STATED GOAL =
Count the lines containing "Université". Give the number alone.

MATERIAL SHOWN =
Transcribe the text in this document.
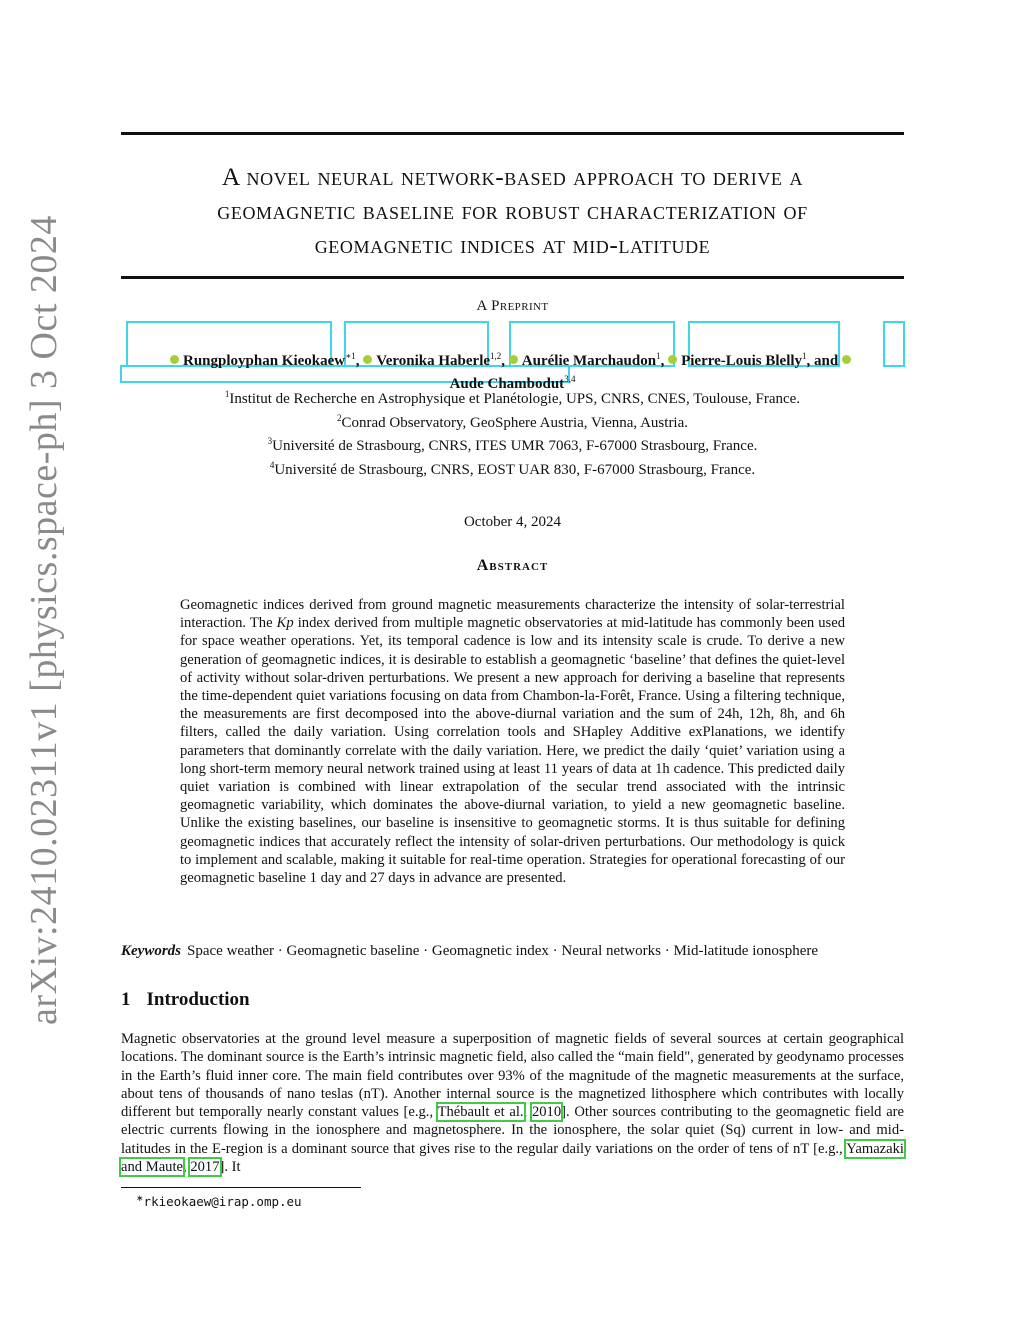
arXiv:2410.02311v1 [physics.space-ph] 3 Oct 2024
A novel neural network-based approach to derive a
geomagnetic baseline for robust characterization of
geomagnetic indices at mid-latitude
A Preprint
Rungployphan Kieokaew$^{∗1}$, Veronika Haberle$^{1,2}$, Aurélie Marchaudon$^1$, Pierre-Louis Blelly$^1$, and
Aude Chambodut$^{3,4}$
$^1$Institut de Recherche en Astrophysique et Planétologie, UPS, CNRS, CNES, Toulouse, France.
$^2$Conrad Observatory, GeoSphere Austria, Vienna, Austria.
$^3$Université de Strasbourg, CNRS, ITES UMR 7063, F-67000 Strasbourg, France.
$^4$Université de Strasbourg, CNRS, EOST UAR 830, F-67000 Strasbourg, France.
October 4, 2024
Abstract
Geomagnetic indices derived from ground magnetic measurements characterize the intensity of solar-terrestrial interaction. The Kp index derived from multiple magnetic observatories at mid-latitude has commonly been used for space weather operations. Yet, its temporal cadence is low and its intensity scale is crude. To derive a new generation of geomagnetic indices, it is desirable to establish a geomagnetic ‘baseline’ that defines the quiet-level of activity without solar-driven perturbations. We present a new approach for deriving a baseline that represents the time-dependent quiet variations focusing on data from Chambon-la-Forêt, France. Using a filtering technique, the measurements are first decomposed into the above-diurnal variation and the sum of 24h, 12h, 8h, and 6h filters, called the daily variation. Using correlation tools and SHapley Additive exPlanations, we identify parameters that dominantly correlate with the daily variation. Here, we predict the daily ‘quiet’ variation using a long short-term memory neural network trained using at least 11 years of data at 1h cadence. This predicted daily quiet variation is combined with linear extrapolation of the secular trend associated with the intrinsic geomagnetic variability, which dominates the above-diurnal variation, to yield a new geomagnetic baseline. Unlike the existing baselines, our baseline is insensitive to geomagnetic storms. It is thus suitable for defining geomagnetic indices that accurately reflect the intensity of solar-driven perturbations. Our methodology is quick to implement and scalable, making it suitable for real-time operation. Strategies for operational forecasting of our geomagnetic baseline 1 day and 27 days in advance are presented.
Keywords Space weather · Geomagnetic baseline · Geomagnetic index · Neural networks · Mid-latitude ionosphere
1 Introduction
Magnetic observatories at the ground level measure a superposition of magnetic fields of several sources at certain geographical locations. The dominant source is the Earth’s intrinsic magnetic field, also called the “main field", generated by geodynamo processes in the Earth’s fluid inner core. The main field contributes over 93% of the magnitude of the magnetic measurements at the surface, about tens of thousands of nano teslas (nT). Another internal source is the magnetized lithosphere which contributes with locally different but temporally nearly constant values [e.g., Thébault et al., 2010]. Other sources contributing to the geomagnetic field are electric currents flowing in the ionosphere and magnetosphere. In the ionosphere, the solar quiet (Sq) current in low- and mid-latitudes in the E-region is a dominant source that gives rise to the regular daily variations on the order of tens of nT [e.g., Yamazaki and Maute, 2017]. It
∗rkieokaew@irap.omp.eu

* * *

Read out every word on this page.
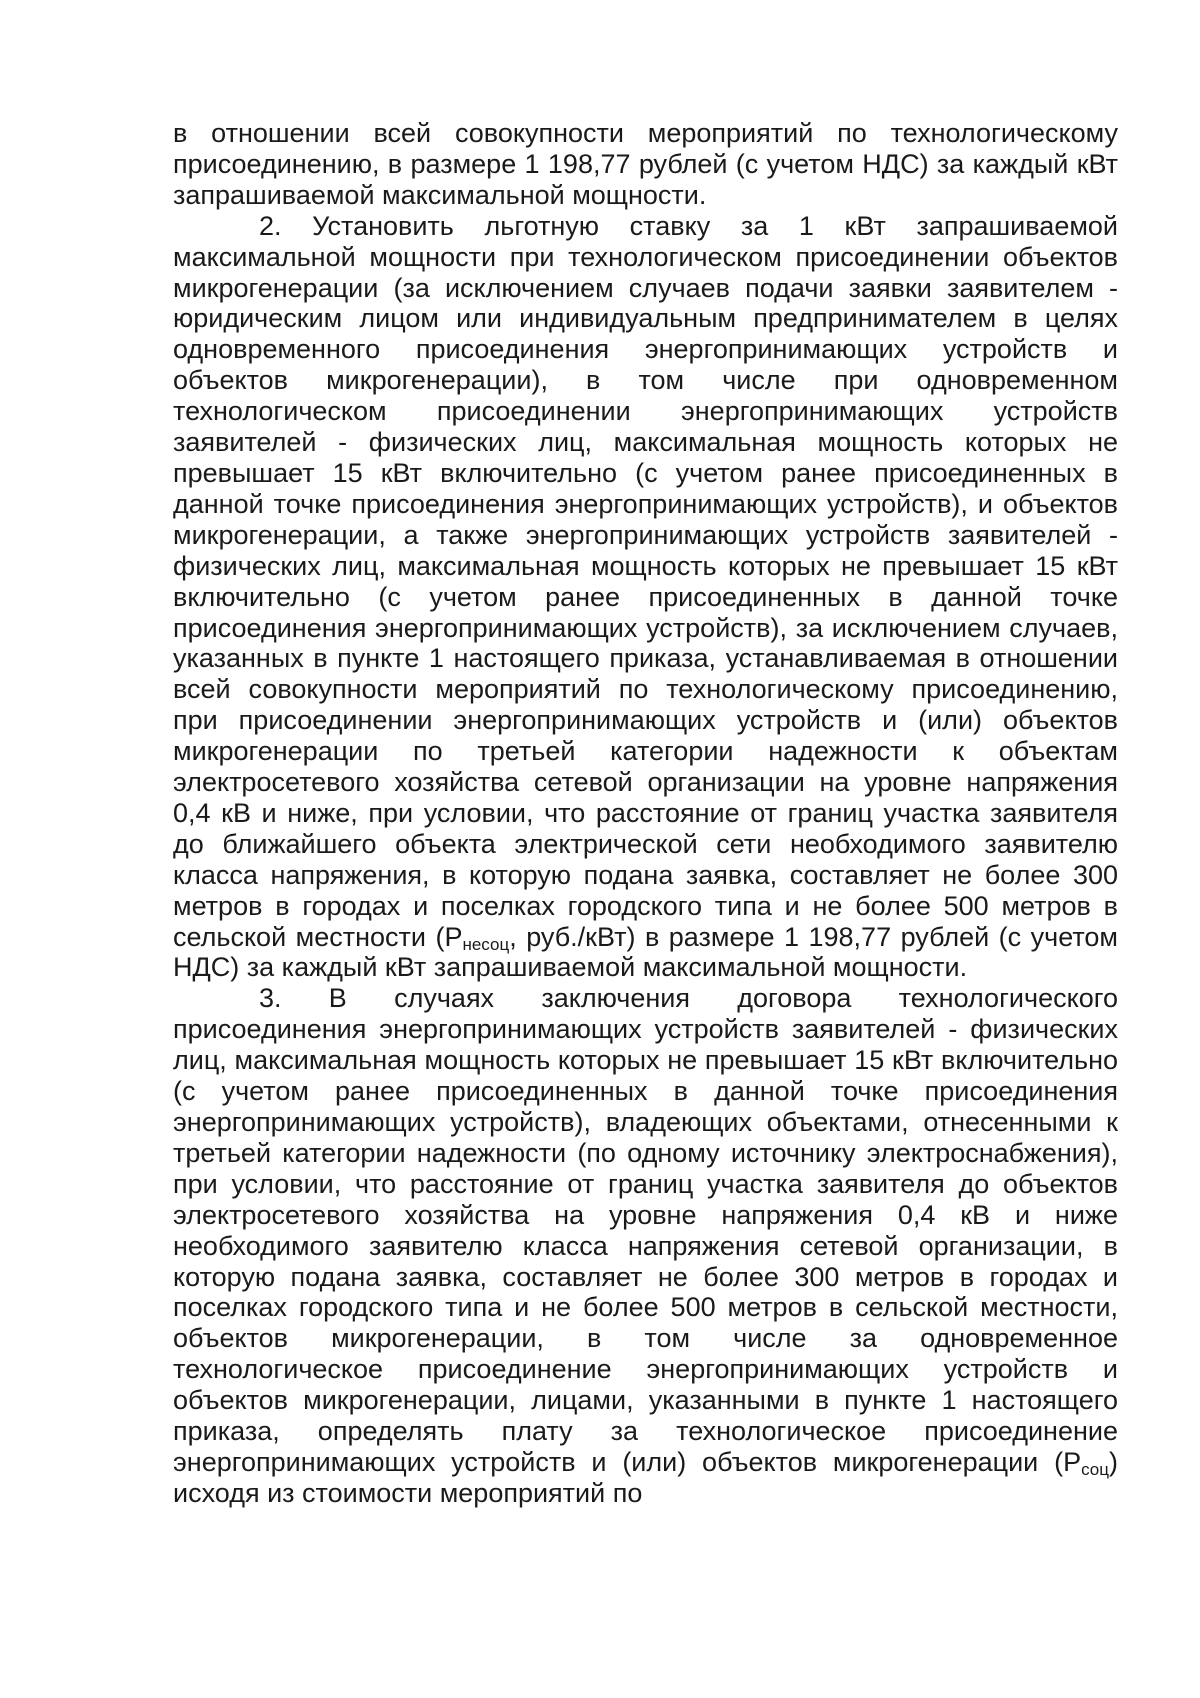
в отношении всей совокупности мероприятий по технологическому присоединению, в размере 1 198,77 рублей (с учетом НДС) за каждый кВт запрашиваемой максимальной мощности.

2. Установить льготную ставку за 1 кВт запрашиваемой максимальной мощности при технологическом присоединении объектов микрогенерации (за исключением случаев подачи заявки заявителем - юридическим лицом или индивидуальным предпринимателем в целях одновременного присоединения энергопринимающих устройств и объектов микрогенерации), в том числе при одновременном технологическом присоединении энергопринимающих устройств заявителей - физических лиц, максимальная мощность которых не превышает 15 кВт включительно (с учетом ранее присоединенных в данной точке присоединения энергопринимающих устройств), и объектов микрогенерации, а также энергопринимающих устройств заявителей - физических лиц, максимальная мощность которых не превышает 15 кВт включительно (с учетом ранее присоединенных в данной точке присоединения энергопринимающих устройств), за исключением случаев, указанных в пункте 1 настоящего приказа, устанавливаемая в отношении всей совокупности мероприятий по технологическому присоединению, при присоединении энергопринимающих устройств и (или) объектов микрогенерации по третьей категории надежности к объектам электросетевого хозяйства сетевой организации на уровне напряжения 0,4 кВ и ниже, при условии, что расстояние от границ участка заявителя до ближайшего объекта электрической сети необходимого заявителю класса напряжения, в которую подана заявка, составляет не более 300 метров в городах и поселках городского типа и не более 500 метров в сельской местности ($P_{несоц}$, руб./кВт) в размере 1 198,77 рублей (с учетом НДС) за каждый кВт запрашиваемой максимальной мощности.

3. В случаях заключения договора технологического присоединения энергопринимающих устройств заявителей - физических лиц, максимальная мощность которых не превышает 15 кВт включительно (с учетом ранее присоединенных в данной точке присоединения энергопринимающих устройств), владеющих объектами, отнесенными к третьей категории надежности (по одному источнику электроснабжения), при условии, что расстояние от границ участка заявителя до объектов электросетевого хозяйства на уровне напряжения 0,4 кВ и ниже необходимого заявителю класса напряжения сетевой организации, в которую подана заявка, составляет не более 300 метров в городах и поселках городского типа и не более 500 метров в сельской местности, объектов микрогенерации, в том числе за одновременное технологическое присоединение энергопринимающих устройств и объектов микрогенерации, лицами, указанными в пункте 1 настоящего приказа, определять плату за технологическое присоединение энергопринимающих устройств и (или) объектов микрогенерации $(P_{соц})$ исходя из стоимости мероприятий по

WRITTEN REPLY =
2